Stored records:
┄┄┄┄┄┄┄┄┄┄
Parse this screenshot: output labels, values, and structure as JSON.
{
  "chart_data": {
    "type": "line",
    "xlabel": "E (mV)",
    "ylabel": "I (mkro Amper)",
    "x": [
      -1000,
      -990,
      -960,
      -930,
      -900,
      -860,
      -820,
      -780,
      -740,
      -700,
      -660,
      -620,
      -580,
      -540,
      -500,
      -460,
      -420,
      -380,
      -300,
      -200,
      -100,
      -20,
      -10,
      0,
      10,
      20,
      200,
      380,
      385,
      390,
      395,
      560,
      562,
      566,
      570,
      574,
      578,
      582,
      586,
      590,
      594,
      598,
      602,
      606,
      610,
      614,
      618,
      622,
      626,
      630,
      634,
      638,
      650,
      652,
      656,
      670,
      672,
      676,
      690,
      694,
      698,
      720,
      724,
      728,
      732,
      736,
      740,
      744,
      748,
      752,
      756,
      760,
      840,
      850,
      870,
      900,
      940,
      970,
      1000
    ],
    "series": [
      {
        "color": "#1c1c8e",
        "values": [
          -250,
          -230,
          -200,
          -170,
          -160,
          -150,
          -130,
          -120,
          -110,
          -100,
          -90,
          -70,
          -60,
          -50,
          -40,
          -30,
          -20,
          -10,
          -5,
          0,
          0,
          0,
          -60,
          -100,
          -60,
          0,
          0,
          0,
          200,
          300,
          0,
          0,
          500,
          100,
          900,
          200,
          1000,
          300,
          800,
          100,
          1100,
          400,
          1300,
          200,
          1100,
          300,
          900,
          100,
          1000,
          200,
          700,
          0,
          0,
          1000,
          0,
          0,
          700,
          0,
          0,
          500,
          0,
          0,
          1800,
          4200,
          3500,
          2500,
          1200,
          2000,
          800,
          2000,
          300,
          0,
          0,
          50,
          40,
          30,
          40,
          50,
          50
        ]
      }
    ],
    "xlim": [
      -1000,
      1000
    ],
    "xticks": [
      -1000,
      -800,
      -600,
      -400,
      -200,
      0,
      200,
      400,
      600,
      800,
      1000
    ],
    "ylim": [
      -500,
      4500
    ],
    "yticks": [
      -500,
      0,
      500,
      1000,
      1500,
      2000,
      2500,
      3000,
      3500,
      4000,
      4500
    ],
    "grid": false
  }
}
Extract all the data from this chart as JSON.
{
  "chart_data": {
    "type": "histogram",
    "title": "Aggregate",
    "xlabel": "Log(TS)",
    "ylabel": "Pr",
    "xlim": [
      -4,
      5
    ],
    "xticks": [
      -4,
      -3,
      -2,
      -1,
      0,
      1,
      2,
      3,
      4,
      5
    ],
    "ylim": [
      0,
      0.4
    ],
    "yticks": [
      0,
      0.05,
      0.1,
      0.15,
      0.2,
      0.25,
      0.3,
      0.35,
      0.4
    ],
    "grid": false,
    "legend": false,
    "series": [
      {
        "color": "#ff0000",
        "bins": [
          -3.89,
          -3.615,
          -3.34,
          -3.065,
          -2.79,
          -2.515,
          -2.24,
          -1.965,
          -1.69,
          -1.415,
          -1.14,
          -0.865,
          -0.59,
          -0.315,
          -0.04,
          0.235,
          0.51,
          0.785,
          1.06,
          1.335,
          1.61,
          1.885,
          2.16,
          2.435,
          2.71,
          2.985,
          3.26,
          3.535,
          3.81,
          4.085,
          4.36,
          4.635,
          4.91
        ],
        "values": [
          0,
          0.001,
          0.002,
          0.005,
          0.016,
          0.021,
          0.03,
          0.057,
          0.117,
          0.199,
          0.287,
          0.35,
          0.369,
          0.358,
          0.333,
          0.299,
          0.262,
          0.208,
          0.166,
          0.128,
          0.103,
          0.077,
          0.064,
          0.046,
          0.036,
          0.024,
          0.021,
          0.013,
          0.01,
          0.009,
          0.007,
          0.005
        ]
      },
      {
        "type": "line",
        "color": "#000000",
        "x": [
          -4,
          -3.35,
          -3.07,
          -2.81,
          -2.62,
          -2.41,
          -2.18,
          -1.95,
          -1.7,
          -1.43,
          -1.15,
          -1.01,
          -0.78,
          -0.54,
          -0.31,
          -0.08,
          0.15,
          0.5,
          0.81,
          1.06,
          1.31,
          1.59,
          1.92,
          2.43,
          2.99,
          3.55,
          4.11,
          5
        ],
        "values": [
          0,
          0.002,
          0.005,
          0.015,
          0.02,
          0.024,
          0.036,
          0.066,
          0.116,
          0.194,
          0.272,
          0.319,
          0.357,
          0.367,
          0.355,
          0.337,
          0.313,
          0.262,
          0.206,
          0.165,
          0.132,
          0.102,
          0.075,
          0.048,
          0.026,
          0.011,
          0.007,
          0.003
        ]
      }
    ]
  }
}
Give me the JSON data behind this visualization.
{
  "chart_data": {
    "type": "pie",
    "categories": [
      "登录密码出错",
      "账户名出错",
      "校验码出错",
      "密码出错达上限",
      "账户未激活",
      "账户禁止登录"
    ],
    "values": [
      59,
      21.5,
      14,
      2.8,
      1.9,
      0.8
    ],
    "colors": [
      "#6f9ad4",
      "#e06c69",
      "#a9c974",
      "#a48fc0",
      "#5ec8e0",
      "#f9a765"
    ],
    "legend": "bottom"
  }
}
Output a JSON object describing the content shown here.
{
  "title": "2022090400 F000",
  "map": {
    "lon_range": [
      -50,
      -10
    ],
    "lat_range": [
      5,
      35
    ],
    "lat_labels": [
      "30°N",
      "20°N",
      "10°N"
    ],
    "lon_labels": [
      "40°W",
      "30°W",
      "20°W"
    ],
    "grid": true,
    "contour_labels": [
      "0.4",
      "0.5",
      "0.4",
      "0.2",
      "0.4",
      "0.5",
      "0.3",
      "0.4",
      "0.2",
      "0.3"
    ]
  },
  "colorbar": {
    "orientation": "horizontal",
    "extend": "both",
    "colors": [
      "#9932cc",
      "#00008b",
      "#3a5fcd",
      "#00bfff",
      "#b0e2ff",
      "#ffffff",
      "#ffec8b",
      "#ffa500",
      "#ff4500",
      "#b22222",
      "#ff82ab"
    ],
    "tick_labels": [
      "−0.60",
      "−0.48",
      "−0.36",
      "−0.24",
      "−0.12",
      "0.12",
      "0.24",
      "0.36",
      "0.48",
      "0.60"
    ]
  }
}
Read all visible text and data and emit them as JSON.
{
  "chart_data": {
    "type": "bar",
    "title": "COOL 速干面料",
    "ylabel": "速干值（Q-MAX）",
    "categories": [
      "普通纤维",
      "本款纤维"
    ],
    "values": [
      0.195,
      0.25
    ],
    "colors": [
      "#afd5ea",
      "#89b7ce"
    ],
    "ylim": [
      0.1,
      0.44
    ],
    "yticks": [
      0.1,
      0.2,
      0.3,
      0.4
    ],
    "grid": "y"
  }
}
┄┄┄┄┄┄┄┄┄┄
REQUIREMENT: Report each line of the material above where the word "JSON" appears.

THE SOLUTION:
Parse this screenshot: output labels, values, and structure as JSON.
Extract all the data from this chart as JSON.
Give me the JSON data behind this visualization.
Output a JSON object describing the content shown here.
Read all visible text and data and emit them as JSON.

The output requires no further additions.